• [What the task requires] Return exactly the lines of the entries that start at the line containing "Give me a plain-text" and continue to the last line. Omit the pictures.

• [Input records]
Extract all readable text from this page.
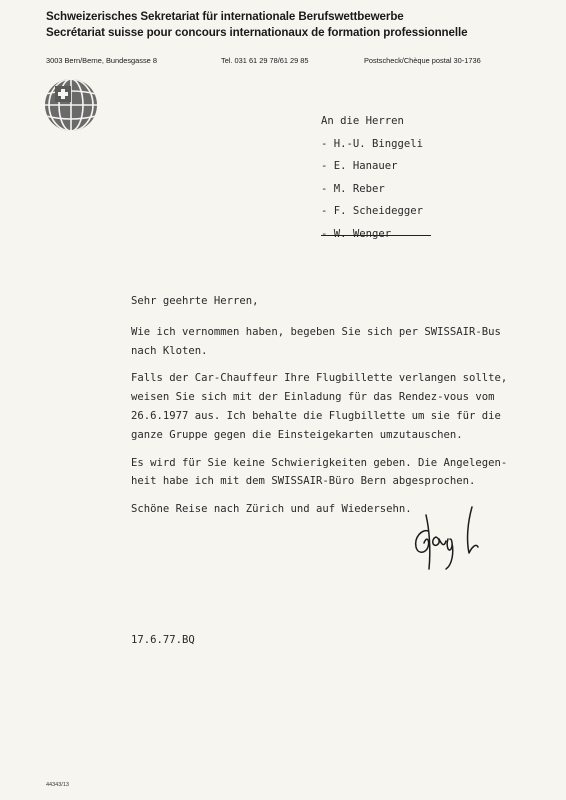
Schweizerisches Sekretariat für internationale Berufswettbewerbe
Secrétariat suisse pour concours internationaux de formation professionnelle
3003 Bern/Berne, Bundesgasse 8	Tel. 031 61 29 78/61 29 85	Postscheck/Chèque postal 30-1736
An die Herren
- H.-U. Binggeli
- E. Hanauer
- M. Reber
- F. Scheidegger
- W. Wenger

Sehr geehrte Herren,

Wie ich vernommen haben, begeben Sie sich per SWISSAIR-Bus
nach Kloten.

Falls der Car-Chauffeur Ihre Flugbillette verlangen sollte,
weisen Sie sich mit der Einladung für das Rendez-vous vom
26.6.1977 aus. Ich behalte die Flugbillette um sie für die
ganze Gruppe gegen die Einsteigekarten umzutauschen.

Es wird für Sie keine Schwierigkeiten geben. Die Angelegen-
heit habe ich mit dem SWISSAIR-Büro Bern abgesprochen.

Schöne Reise nach Zürich und auf Wiedersehn.

17.6.77.BQ
44343/13
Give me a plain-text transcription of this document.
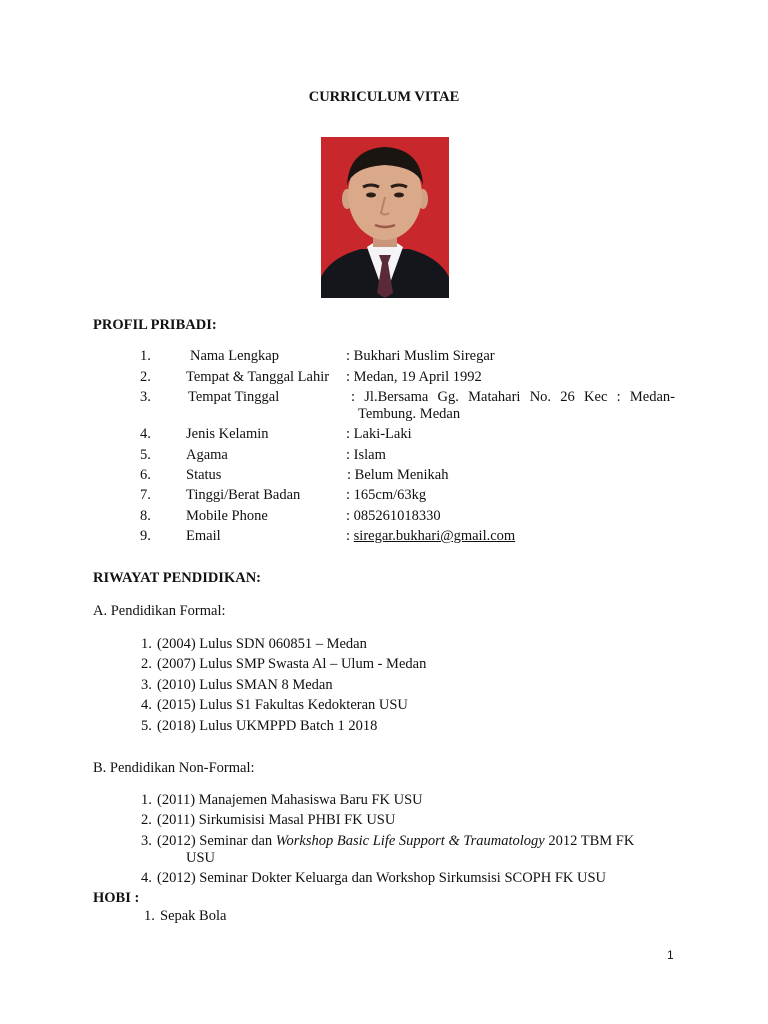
CURRICULUM VITAE
PROFIL PRIBADI:
1.	Nama Lengkap	: Bukhari Muslim Siregar
2. Tempat & Tanggal Lahir : Medan, 19 April 1992
3.	Tempat Tinggal	: Jl.Bersama Gg. Matahari No. 26 Kec : Medan-
Tembung. Medan
4. Jenis Kelamin	: Laki-Laki
5. Agama	: Islam
6. Status	: Belum Menikah
7. Tinggi/Berat Badan	: 165cm/63kg
8. Mobile Phone	: 085261018330
9. Email	: siregar.bukhari@gmail.com
RIWAYAT PENDIDIKAN:
A. Pendidikan Formal:
1. (2004) Lulus SDN 060851 – Medan
2. (2007) Lulus SMP Swasta Al – Ulum - Medan
3. (2010) Lulus SMAN 8 Medan
4. (2015) Lulus S1 Fakultas Kedokteran USU
5. (2018) Lulus UKMPPD Batch 1 2018
B. Pendidikan Non-Formal:
1. (2011) Manajemen Mahasiswa Baru FK USU
2. (2011) Sirkumisisi Masal PHBI FK USU
3. (2012) Seminar dan Workshop Basic Life Support & Traumatology 2012 TBM FK
USU
4. (2012) Seminar Dokter Keluarga dan Workshop Sirkumsisi SCOPH FK USU
HOBI :
1. Sepak Bola
1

• [Correct response]
Give me a plain-text transcription of this document.
CURRICULUM VITAE
PROFIL PRIBADI:
1.	Nama Lengkap	: Bukhari Muslim Siregar
2. Tempat & Tanggal Lahir : Medan, 19 April 1992
3.	Tempat Tinggal	: Jl.Bersama Gg. Matahari No. 26 Kec : Medan-
Tembung. Medan
4. Jenis Kelamin	: Laki-Laki
5. Agama	: Islam
6. Status	: Belum Menikah
7. Tinggi/Berat Badan	: 165cm/63kg
8. Mobile Phone	: 085261018330
9. Email	: siregar.bukhari@gmail.com
RIWAYAT PENDIDIKAN:
A. Pendidikan Formal:
1. (2004) Lulus SDN 060851 – Medan
2. (2007) Lulus SMP Swasta Al – Ulum - Medan
3. (2010) Lulus SMAN 8 Medan
4. (2015) Lulus S1 Fakultas Kedokteran USU
5. (2018) Lulus UKMPPD Batch 1 2018
B. Pendidikan Non-Formal:
1. (2011) Manajemen Mahasiswa Baru FK USU
2. (2011) Sirkumisisi Masal PHBI FK USU
3. (2012) Seminar dan Workshop Basic Life Support & Traumatology 2012 TBM FK
USU
4. (2012) Seminar Dokter Keluarga dan Workshop Sirkumsisi SCOPH FK USU
HOBI :
1. Sepak Bola
1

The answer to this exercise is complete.